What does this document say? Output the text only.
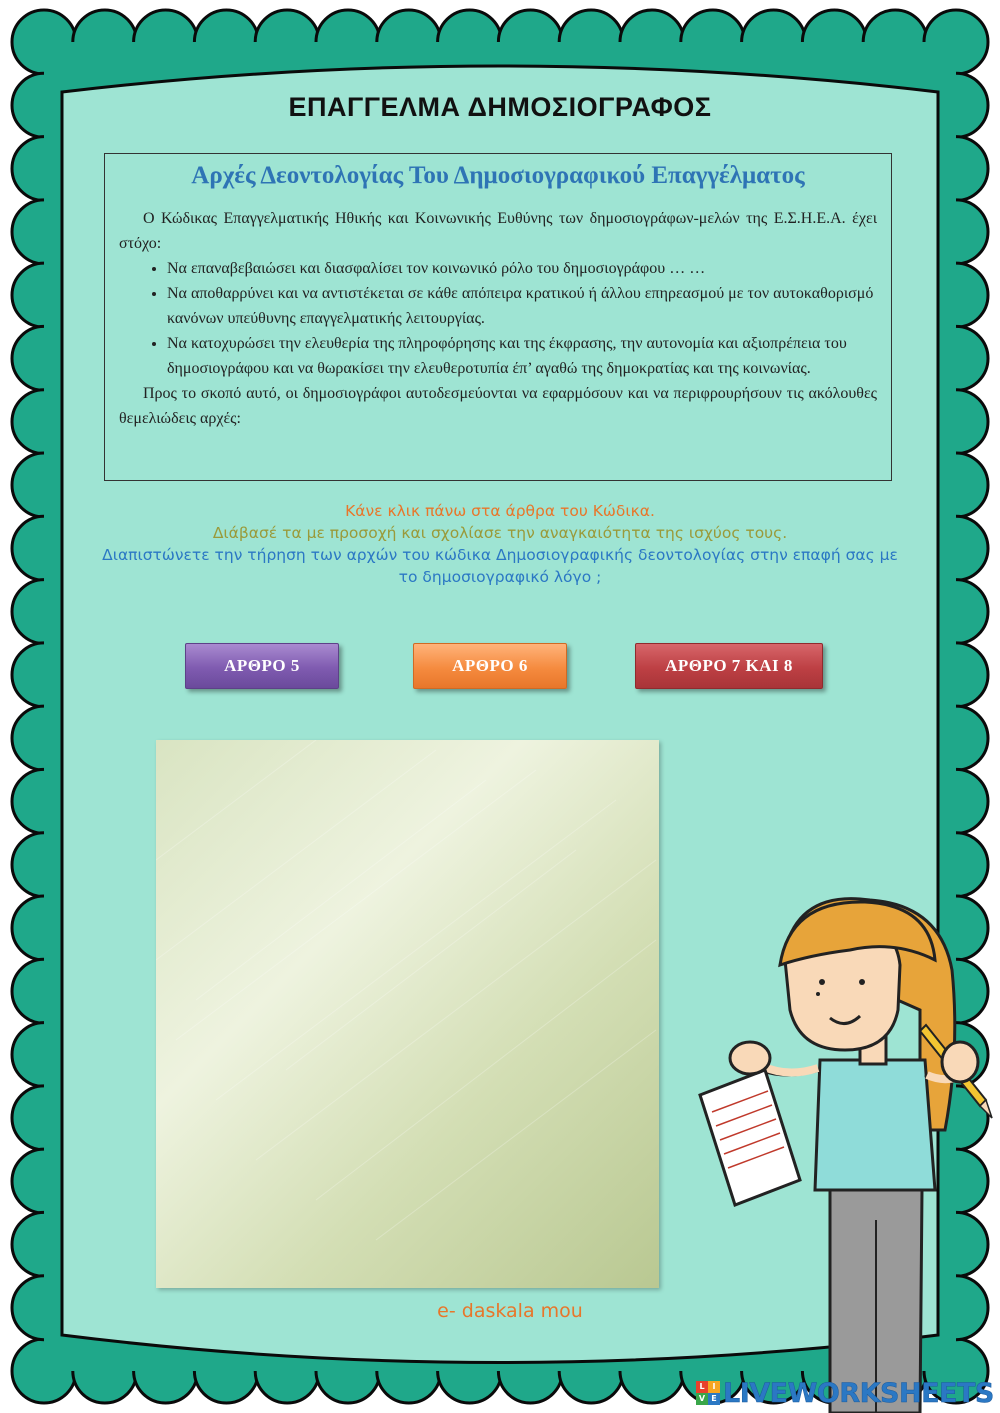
ΕΠΑΓΓΕΛΜΑ ΔΗΜΟΣΙΟΓΡΑΦΟΣ
Αρχές Δεοντολογίας Του Δημοσιογραφικού Επαγγέλματος

Ο Κώδικας Επαγγελματικής Ηθικής και Κοινωνικής Ευθύνης των δημοσιογράφων-μελών της Ε.Σ.Η.Ε.Α. έχει στόχο:

• Να επαναβεβαιώσει και διασφαλίσει τον κοινωνικό ρόλο του δημοσιογράφου … …
• Να αποθαρρύνει και να αντιστέκεται σε κάθε απόπειρα κρατικού ή άλλου επηρεασμού με τον αυτοκαθορισμό κανόνων υπεύθυνης επαγγελματικής λειτουργίας.
• Να κατοχυρώσει την ελευθερία της πληροφόρησης και της έκφρασης, την αυτονομία και αξιοπρέπεια του δημοσιογράφου και να θωρακίσει την ελευθεροτυπία έπ’ αγαθώ της δημοκρατίας και της κοινωνίας.

Προς το σκοπό αυτό, οι δημοσιογράφοι αυτοδεσμεύονται να εφαρμόσουν και να περιφρουρήσουν τις ακόλουθες θεμελιώδεις αρχές:

Κάνε κλικ πάνω στα άρθρα του Κώδικα.
Διάβασέ τα με προσοχή και σχολίασε την αναγκαιότητα της ισχύος τους.
Διαπιστώνετε την τήρηση των αρχών του κώδικα Δημοσιογραφικής δεοντολογίας στην επαφή σας με το δημοσιογραφικό λόγο ;
ΑΡΘΡΟ 5	ΑΡΘΡΟ 6	ΑΡΘΡΟ 7 ΚΑΙ 8
e- daskala mou
L I
V E LIVEWORKSHEETS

****************************************

» TASK DIRECTIONS: Reproduce every line above as written, skipping pictures.

» SOLUTION TO THE PROBLEM:
What does this document say? Output the text only.
ΕΠΑΓΓΕΛΜΑ ΔΗΜΟΣΙΟΓΡΑΦΟΣ
Αρχές Δεοντολογίας Του Δημοσιογραφικού Επαγγέλματος

Ο Κώδικας Επαγγελματικής Ηθικής και Κοινωνικής Ευθύνης των δημοσιογράφων-μελών της Ε.Σ.Η.Ε.Α. έχει στόχο:

• Να επαναβεβαιώσει και διασφαλίσει τον κοινωνικό ρόλο του δημοσιογράφου … …
• Να αποθαρρύνει και να αντιστέκεται σε κάθε απόπειρα κρατικού ή άλλου επηρεασμού με τον αυτοκαθορισμό κανόνων υπεύθυνης επαγγελματικής λειτουργίας.
• Να κατοχυρώσει την ελευθερία της πληροφόρησης και της έκφρασης, την αυτονομία και αξιοπρέπεια του δημοσιογράφου και να θωρακίσει την ελευθεροτυπία έπ’ αγαθώ της δημοκρατίας και της κοινωνίας.

Προς το σκοπό αυτό, οι δημοσιογράφοι αυτοδεσμεύονται να εφαρμόσουν και να περιφρουρήσουν τις ακόλουθες θεμελιώδεις αρχές:

Κάνε κλικ πάνω στα άρθρα του Κώδικα.
Διάβασέ τα με προσοχή και σχολίασε την αναγκαιότητα της ισχύος τους.
Διαπιστώνετε την τήρηση των αρχών του κώδικα Δημοσιογραφικής δεοντολογίας στην επαφή σας με το δημοσιογραφικό λόγο ;
ΑΡΘΡΟ 5	ΑΡΘΡΟ 6	ΑΡΘΡΟ 7 ΚΑΙ 8
e- daskala mou
L I
V E LIVEWORKSHEETS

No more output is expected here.